Extracts from a graphics dataset:
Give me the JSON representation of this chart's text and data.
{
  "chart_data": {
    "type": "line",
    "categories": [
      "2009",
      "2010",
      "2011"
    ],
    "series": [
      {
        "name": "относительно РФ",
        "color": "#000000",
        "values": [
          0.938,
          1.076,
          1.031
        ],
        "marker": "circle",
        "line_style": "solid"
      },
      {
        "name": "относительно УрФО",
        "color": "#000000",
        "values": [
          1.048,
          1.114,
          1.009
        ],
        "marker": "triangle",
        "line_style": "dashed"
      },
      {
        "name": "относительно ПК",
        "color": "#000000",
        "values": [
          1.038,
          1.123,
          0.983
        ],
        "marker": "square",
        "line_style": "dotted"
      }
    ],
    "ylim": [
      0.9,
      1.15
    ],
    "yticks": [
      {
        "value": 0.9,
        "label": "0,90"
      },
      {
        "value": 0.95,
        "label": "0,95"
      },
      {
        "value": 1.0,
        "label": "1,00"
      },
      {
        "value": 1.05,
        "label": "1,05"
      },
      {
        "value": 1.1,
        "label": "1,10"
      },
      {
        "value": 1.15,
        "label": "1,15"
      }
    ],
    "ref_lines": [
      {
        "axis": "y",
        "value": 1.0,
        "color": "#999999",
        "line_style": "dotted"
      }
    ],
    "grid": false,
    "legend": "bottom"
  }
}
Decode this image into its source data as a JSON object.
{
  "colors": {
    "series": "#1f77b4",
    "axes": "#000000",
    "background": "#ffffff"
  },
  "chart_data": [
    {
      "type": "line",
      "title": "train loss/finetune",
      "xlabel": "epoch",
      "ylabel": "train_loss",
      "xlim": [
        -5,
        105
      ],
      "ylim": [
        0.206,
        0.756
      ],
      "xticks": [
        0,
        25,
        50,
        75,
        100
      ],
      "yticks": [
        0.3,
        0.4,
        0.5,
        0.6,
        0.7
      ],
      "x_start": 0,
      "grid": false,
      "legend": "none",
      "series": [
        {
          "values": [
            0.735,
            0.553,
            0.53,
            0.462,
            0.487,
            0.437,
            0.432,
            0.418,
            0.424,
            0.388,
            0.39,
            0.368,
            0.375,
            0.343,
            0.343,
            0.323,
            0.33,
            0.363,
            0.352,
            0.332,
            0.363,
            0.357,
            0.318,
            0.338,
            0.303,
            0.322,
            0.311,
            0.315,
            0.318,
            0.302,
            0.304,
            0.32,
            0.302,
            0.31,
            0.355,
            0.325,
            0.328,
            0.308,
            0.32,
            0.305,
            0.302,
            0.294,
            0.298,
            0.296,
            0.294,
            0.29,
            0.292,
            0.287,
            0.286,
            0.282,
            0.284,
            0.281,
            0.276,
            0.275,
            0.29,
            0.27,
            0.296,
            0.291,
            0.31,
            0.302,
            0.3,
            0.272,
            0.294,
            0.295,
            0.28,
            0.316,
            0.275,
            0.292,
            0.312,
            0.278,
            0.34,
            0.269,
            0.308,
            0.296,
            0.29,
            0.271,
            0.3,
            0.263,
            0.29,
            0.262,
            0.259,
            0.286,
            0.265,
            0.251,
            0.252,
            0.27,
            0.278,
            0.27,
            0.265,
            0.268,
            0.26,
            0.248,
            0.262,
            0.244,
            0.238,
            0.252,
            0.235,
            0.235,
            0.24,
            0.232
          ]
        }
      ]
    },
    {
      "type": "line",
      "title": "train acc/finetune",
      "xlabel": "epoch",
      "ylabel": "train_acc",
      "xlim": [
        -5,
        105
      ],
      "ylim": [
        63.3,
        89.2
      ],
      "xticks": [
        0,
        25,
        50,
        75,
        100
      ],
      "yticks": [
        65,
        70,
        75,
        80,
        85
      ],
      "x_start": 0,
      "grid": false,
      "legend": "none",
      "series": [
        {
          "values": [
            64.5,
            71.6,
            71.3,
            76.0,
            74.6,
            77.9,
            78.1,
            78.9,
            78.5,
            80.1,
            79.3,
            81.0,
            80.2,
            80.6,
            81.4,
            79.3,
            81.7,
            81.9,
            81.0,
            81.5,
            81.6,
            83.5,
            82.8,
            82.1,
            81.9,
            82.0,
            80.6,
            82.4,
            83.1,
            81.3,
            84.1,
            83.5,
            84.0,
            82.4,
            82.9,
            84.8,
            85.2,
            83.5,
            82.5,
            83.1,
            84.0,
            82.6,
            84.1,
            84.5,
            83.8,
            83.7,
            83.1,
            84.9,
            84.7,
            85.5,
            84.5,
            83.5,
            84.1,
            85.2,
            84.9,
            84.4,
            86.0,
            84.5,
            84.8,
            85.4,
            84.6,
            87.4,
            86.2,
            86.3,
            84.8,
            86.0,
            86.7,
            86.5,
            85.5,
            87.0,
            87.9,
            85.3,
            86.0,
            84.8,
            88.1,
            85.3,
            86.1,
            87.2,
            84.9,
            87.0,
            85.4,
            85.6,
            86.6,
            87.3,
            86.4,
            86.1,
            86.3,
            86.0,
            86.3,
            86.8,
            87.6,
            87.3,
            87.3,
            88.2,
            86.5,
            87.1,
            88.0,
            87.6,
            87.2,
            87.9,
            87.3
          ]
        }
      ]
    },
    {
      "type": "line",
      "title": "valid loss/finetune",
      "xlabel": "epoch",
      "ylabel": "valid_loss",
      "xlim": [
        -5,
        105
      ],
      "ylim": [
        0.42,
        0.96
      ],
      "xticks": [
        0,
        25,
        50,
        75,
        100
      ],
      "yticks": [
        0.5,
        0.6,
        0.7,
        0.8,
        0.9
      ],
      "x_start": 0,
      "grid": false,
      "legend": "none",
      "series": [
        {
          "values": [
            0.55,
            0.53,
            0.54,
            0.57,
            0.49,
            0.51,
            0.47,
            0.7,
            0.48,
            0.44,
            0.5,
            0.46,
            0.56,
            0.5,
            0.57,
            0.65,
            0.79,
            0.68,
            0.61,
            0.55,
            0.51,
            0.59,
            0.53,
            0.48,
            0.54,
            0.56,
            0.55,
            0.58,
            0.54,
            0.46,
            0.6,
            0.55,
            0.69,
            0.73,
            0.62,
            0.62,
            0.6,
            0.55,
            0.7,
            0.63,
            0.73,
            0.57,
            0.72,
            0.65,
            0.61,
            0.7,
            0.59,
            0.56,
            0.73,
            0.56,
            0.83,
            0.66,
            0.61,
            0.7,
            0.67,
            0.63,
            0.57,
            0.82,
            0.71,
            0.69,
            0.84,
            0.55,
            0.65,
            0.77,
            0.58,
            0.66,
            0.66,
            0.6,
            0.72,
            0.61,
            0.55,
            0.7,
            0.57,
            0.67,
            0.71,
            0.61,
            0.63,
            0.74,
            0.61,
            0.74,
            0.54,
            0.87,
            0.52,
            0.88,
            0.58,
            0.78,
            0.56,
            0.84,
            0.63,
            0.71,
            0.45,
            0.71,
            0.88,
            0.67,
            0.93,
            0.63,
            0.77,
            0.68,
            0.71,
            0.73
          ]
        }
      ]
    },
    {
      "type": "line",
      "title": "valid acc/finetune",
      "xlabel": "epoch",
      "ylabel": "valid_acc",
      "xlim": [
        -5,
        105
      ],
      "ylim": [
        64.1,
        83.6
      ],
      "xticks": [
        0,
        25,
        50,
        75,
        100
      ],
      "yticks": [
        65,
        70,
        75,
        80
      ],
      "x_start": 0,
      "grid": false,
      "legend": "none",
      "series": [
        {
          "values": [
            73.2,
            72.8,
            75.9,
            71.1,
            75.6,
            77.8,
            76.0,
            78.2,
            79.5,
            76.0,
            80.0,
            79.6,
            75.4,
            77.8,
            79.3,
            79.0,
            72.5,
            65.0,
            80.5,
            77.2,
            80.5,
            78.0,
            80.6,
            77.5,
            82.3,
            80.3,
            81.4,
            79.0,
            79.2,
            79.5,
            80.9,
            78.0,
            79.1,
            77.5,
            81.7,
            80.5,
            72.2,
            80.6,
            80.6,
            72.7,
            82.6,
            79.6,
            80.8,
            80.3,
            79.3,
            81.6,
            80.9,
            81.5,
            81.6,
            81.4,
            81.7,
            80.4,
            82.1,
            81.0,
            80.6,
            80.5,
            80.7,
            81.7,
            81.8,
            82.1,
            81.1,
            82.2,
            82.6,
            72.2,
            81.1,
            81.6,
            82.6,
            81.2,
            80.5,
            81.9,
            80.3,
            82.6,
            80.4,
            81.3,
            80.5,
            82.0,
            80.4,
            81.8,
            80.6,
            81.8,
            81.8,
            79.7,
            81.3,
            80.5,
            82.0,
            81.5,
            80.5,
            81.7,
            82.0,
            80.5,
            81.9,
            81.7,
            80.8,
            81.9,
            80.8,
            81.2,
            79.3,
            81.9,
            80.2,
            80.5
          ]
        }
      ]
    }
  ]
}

Short task:
Copy each line containing the word "this" from the data.

Response below:
Give me the JSON representation of this chart's text and data.
Decode this image into its source data as a JSON object.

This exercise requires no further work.